What to work on: Return each line of the listing below, unchanged, and omit the images.

Record set:
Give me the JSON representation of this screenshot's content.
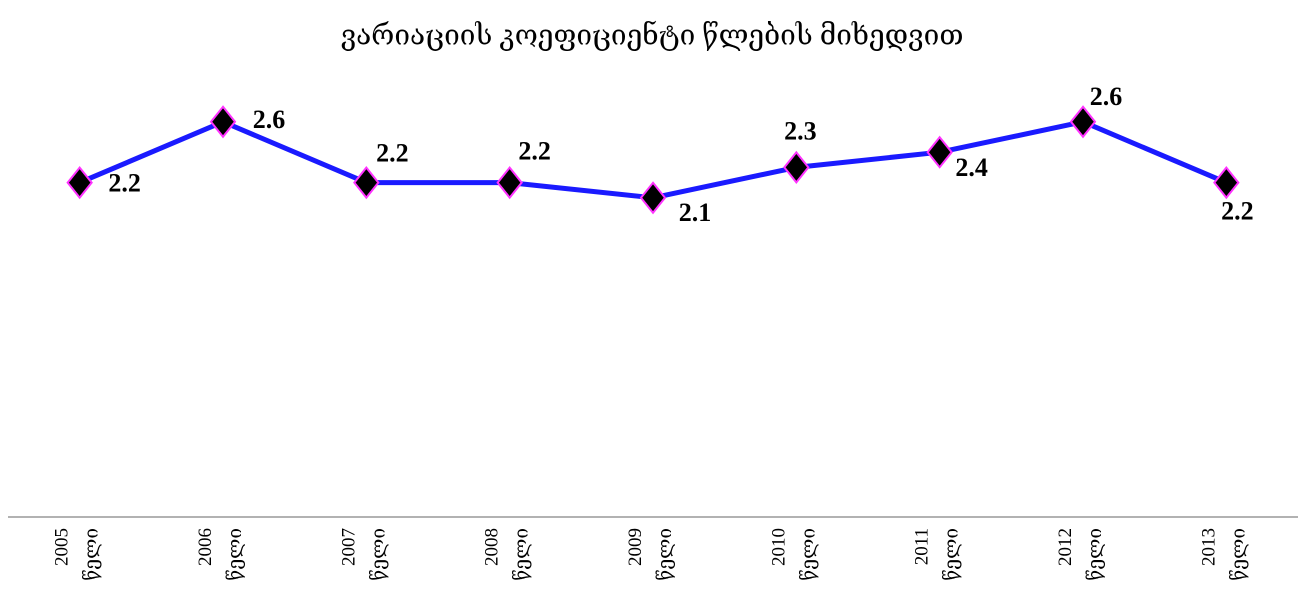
{
  "chart_data": {
    "type": "line",
    "title": "ვარიაციის კოეფიციენტი წლების მიხედვით",
    "categories": [
      "2005 წელი",
      "2006 წელი",
      "2007 წელი",
      "2008 წელი",
      "2009 წელი",
      "2010 წელი",
      "2011 წელი",
      "2012 წელი",
      "2013 წელი"
    ],
    "series": [
      {
        "name": "ვარიაციის კოეფიციენტი",
        "color": "#1a1aff",
        "values": [
          2.2,
          2.6,
          2.2,
          2.2,
          2.1,
          2.3,
          2.4,
          2.6,
          2.2
        ]
      }
    ],
    "ylim": [
      0,
      3
    ]
  }
}
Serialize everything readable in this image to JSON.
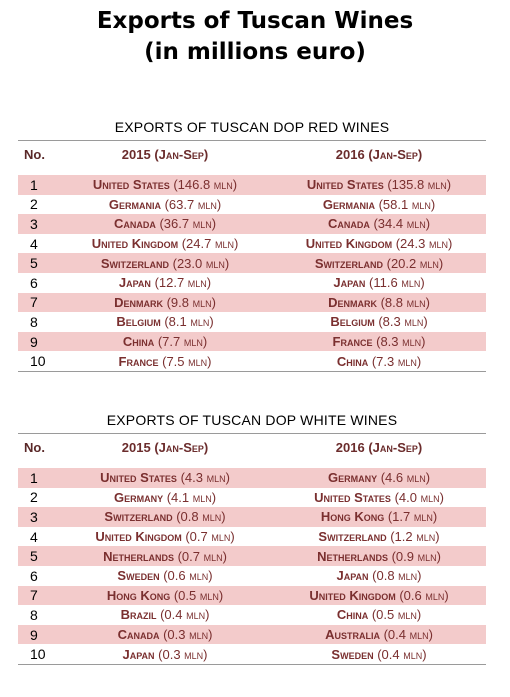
{
  "title_line1": "Exports of Tuscan Wines",
  "title_line2": "(in millions euro)",
  "red": {
    "title": "Exports of Tuscan DOP Red Wines",
    "col_no": "No.",
    "col_2015": "2015 (Jan-Sep)",
    "col_2016": "2016 (Jan-Sep)",
    "rows": [
      {
        "no": "1",
        "c2015": "United States",
        "v2015": "(146.8 mln)",
        "c2016": "United States",
        "v2016": "(135.8 mln)"
      },
      {
        "no": "2",
        "c2015": "Germania",
        "v2015": "(63.7 mln)",
        "c2016": "Germania",
        "v2016": "(58.1 mln)"
      },
      {
        "no": "3",
        "c2015": "Canada",
        "v2015": "(36.7 mln)",
        "c2016": "Canada",
        "v2016": "(34.4 mln)"
      },
      {
        "no": "4",
        "c2015": "United Kingdom",
        "v2015": "(24.7 mln)",
        "c2016": "United Kingdom",
        "v2016": "(24.3 mln)"
      },
      {
        "no": "5",
        "c2015": "Switzerland",
        "v2015": "(23.0 mln)",
        "c2016": "Switzerland",
        "v2016": "(20.2 mln)"
      },
      {
        "no": "6",
        "c2015": "Japan",
        "v2015": "(12.7 mln)",
        "c2016": "Japan",
        "v2016": "(11.6 mln)"
      },
      {
        "no": "7",
        "c2015": "Denmark",
        "v2015": "(9.8 mln)",
        "c2016": "Denmark",
        "v2016": "(8.8 mln)"
      },
      {
        "no": "8",
        "c2015": "Belgium",
        "v2015": "(8.1 mln)",
        "c2016": "Belgium",
        "v2016": "(8.3 mln)"
      },
      {
        "no": "9",
        "c2015": "China",
        "v2015": "(7.7 mln)",
        "c2016": "France",
        "v2016": "(8.3 mln)"
      },
      {
        "no": "10",
        "c2015": "France",
        "v2015": "(7.5 mln)",
        "c2016": "China",
        "v2016": "(7.3 mln)"
      }
    ]
  },
  "white": {
    "title": "Exports of Tuscan DOP White Wines",
    "col_no": "No.",
    "col_2015": "2015 (Jan-Sep)",
    "col_2016": "2016 (Jan-Sep)",
    "rows": [
      {
        "no": "1",
        "c2015": "United States",
        "v2015": "(4.3 mln)",
        "c2016": "Germany",
        "v2016": "(4.6 mln)"
      },
      {
        "no": "2",
        "c2015": "Germany",
        "v2015": "(4.1 mln)",
        "c2016": "United States",
        "v2016": "(4.0 mln)"
      },
      {
        "no": "3",
        "c2015": "Switzerland",
        "v2015": "(0.8 mln)",
        "c2016": "Hong Kong",
        "v2016": "(1.7 mln)"
      },
      {
        "no": "4",
        "c2015": "United Kingdom",
        "v2015": "(0.7 mln)",
        "c2016": "Switzerland",
        "v2016": "(1.2 mln)"
      },
      {
        "no": "5",
        "c2015": "Netherlands",
        "v2015": "(0.7 mln)",
        "c2016": "Netherlands",
        "v2016": "(0.9 mln)"
      },
      {
        "no": "6",
        "c2015": "Sweden",
        "v2015": "(0.6 mln)",
        "c2016": "Japan",
        "v2016": "(0.8 mln)"
      },
      {
        "no": "7",
        "c2015": "Hong Kong",
        "v2015": "(0.5 mln)",
        "c2016": "United Kingdom",
        "v2016": "(0.6 mln)"
      },
      {
        "no": "8",
        "c2015": "Brazil",
        "v2015": "(0.4 mln)",
        "c2016": "China",
        "v2016": "(0.5 mln)"
      },
      {
        "no": "9",
        "c2015": "Canada",
        "v2015": "(0.3 mln)",
        "c2016": "Australia",
        "v2016": "(0.4 mln)"
      },
      {
        "no": "10",
        "c2015": "Japan",
        "v2015": "(0.3 mln)",
        "c2016": "Sweden",
        "v2016": "(0.4 mln)"
      }
    ]
  }
}
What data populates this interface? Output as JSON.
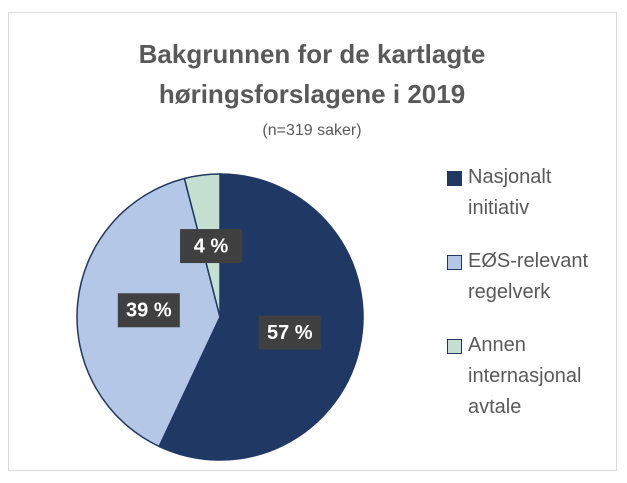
{
  "chart_data": {
    "type": "pie",
    "title": [
      "Bakgrunnen for de kartlagte",
      "høringsforslagene i 2019"
    ],
    "subtitle": "(n=319 saker)",
    "categories": [
      "Nasjonalt initiativ",
      "EØS-relevant regelverk",
      "Annen internasjonal avtale"
    ],
    "values": [
      57,
      39,
      4
    ],
    "value_labels": [
      "57 %",
      "39 %",
      "4 %"
    ],
    "colors": [
      "#203864",
      "#b4c7e7",
      "#c5e0d0"
    ],
    "legend": "right"
  }
}
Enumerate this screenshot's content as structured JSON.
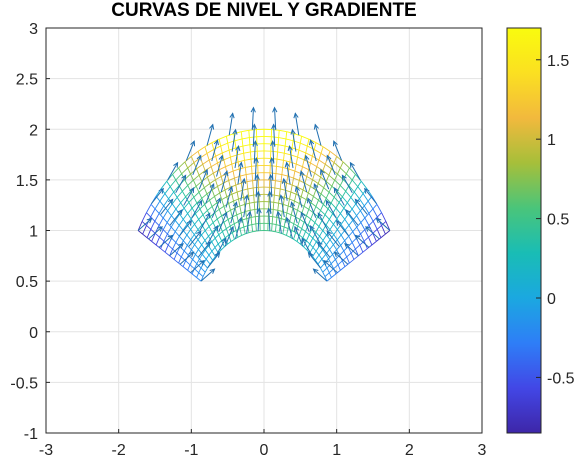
{
  "chart_data": {
    "type": "contour_quiver",
    "title": "CURVAS DE NIVEL Y GRADIENTE",
    "xlim": [
      -3,
      3
    ],
    "ylim": [
      -1,
      3
    ],
    "xticks": [
      "-3",
      "-2",
      "-1",
      "0",
      "1",
      "2",
      "3"
    ],
    "yticks": [
      "-1",
      "-0.5",
      "0",
      "0.5",
      "1",
      "1.5",
      "2",
      "2.5",
      "3"
    ],
    "grid": true,
    "domain": {
      "r_min": 1.0,
      "r_max": 2.0,
      "theta_min_deg": 30,
      "theta_max_deg": 150
    },
    "colorbar": {
      "min": -0.85,
      "max": 1.7,
      "ticks": [
        "-0.5",
        "0",
        "0.5",
        "1",
        "1.5"
      ],
      "tick_values": [
        -0.5,
        0,
        0.5,
        1,
        1.5
      ],
      "colormap": "parula",
      "stops": [
        "#3e26a8",
        "#4247e6",
        "#2e7ef7",
        "#1ba8e0",
        "#19bdb5",
        "#4ac57a",
        "#a6bf3a",
        "#f2b93d",
        "#fbe021",
        "#f9fb0e"
      ]
    },
    "arrow_color": "#1f6fb0",
    "contour_color_high": "#e6c830"
  }
}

Output:
Give me the JSON representation of this screenshot's content.
{
  "chart_data": {
    "type": "line",
    "title": "ვარიაციის კოეფიციენტი წლების მიხედვით",
    "categories": [
      "2005 წელი",
      "2006 წელი",
      "2007 წელი",
      "2008 წელი",
      "2009 წელი",
      "2010 წელი",
      "2011 წელი",
      "2012 წელი",
      "2013 წელი"
    ],
    "series": [
      {
        "name": "ვარიაციის კოეფიციენტი",
        "color": "#1a1aff",
        "values": [
          2.2,
          2.6,
          2.2,
          2.2,
          2.1,
          2.3,
          2.4,
          2.6,
          2.2
        ]
      }
    ],
    "ylim": [
      0,
      3
    ]
  }
}
Serialize everything readable in this image to JSON.
{
  "title_line1": "Exports of Tuscan Wines",
  "title_line2": "(in millions euro)",
  "red": {
    "title": "Exports of Tuscan DOP Red Wines",
    "col_no": "No.",
    "col_2015": "2015 (Jan-Sep)",
    "col_2016": "2016 (Jan-Sep)",
    "rows": [
      {
        "no": "1",
        "c2015": "United States",
        "v2015": "(146.8 mln)",
        "c2016": "United States",
        "v2016": "(135.8 mln)"
      },
      {
        "no": "2",
        "c2015": "Germania",
        "v2015": "(63.7 mln)",
        "c2016": "Germania",
        "v2016": "(58.1 mln)"
      },
      {
        "no": "3",
        "c2015": "Canada",
        "v2015": "(36.7 mln)",
        "c2016": "Canada",
        "v2016": "(34.4 mln)"
      },
      {
        "no": "4",
        "c2015": "United Kingdom",
        "v2015": "(24.7 mln)",
        "c2016": "United Kingdom",
        "v2016": "(24.3 mln)"
      },
      {
        "no": "5",
        "c2015": "Switzerland",
        "v2015": "(23.0 mln)",
        "c2016": "Switzerland",
        "v2016": "(20.2 mln)"
      },
      {
        "no": "6",
        "c2015": "Japan",
        "v2015": "(12.7 mln)",
        "c2016": "Japan",
        "v2016": "(11.6 mln)"
      },
      {
        "no": "7",
        "c2015": "Denmark",
        "v2015": "(9.8 mln)",
        "c2016": "Denmark",
        "v2016": "(8.8 mln)"
      },
      {
        "no": "8",
        "c2015": "Belgium",
        "v2015": "(8.1 mln)",
        "c2016": "Belgium",
        "v2016": "(8.3 mln)"
      },
      {
        "no": "9",
        "c2015": "China",
        "v2015": "(7.7 mln)",
        "c2016": "France",
        "v2016": "(8.3 mln)"
      },
      {
        "no": "10",
        "c2015": "France",
        "v2015": "(7.5 mln)",
        "c2016": "China",
        "v2016": "(7.3 mln)"
      }
    ]
  },
  "white": {
    "title": "Exports of Tuscan DOP White Wines",
    "col_no": "No.",
    "col_2015": "2015 (Jan-Sep)",
    "col_2016": "2016 (Jan-Sep)",
    "rows": [
      {
        "no": "1",
        "c2015": "United States",
        "v2015": "(4.3 mln)",
        "c2016": "Germany",
        "v2016": "(4.6 mln)"
      },
      {
        "no": "2",
        "c2015": "Germany",
        "v2015": "(4.1 mln)",
        "c2016": "United States",
        "v2016": "(4.0 mln)"
      },
      {
        "no": "3",
        "c2015": "Switzerland",
        "v2015": "(0.8 mln)",
        "c2016": "Hong Kong",
        "v2016": "(1.7 mln)"
      },
      {
        "no": "4",
        "c2015": "United Kingdom",
        "v2015": "(0.7 mln)",
        "c2016": "Switzerland",
        "v2016": "(1.2 mln)"
      },
      {
        "no": "5",
        "c2015": "Netherlands",
        "v2015": "(0.7 mln)",
        "c2016": "Netherlands",
        "v2016": "(0.9 mln)"
      },
      {
        "no": "6",
        "c2015": "Sweden",
        "v2015": "(0.6 mln)",
        "c2016": "Japan",
        "v2016": "(0.8 mln)"
      },
      {
        "no": "7",
        "c2015": "Hong Kong",
        "v2015": "(0.5 mln)",
        "c2016": "United Kingdom",
        "v2016": "(0.6 mln)"
      },
      {
        "no": "8",
        "c2015": "Brazil",
        "v2015": "(0.4 mln)",
        "c2016": "China",
        "v2016": "(0.5 mln)"
      },
      {
        "no": "9",
        "c2015": "Canada",
        "v2015": "(0.3 mln)",
        "c2016": "Australia",
        "v2016": "(0.4 mln)"
      },
      {
        "no": "10",
        "c2015": "Japan",
        "v2015": "(0.3 mln)",
        "c2016": "Sweden",
        "v2016": "(0.4 mln)"
      }
    ]
  }
}
What data populates this interface? Output as JSON.
{
  "chart_data": {
    "type": "pie",
    "title": [
      "Bakgrunnen for de kartlagte",
      "høringsforslagene i 2019"
    ],
    "subtitle": "(n=319 saker)",
    "categories": [
      "Nasjonalt initiativ",
      "EØS-relevant regelverk",
      "Annen internasjonal avtale"
    ],
    "values": [
      57,
      39,
      4
    ],
    "value_labels": [
      "57 %",
      "39 %",
      "4 %"
    ],
    "colors": [
      "#203864",
      "#b4c7e7",
      "#c5e0d0"
    ],
    "legend": "right"
  }
}
Enumerate this screenshot's content as structured JSON.
{
  "chart_data": {
    "type": "contour_quiver",
    "title": "CURVAS DE NIVEL Y GRADIENTE",
    "xlim": [
      -3,
      3
    ],
    "ylim": [
      -1,
      3
    ],
    "xticks": [
      "-3",
      "-2",
      "-1",
      "0",
      "1",
      "2",
      "3"
    ],
    "yticks": [
      "-1",
      "-0.5",
      "0",
      "0.5",
      "1",
      "1.5",
      "2",
      "2.5",
      "3"
    ],
    "grid": true,
    "domain": {
      "r_min": 1.0,
      "r_max": 2.0,
      "theta_min_deg": 30,
      "theta_max_deg": 150
    },
    "colorbar": {
      "min": -0.85,
      "max": 1.7,
      "ticks": [
        "-0.5",
        "0",
        "0.5",
        "1",
        "1.5"
      ],
      "tick_values": [
        -0.5,
        0,
        0.5,
        1,
        1.5
      ],
      "colormap": "parula",
      "stops": [
        "#3e26a8",
        "#4247e6",
        "#2e7ef7",
        "#1ba8e0",
        "#19bdb5",
        "#4ac57a",
        "#a6bf3a",
        "#f2b93d",
        "#fbe021",
        "#f9fb0e"
      ]
    },
    "arrow_color": "#1f6fb0",
    "contour_color_high": "#e6c830"
  }
}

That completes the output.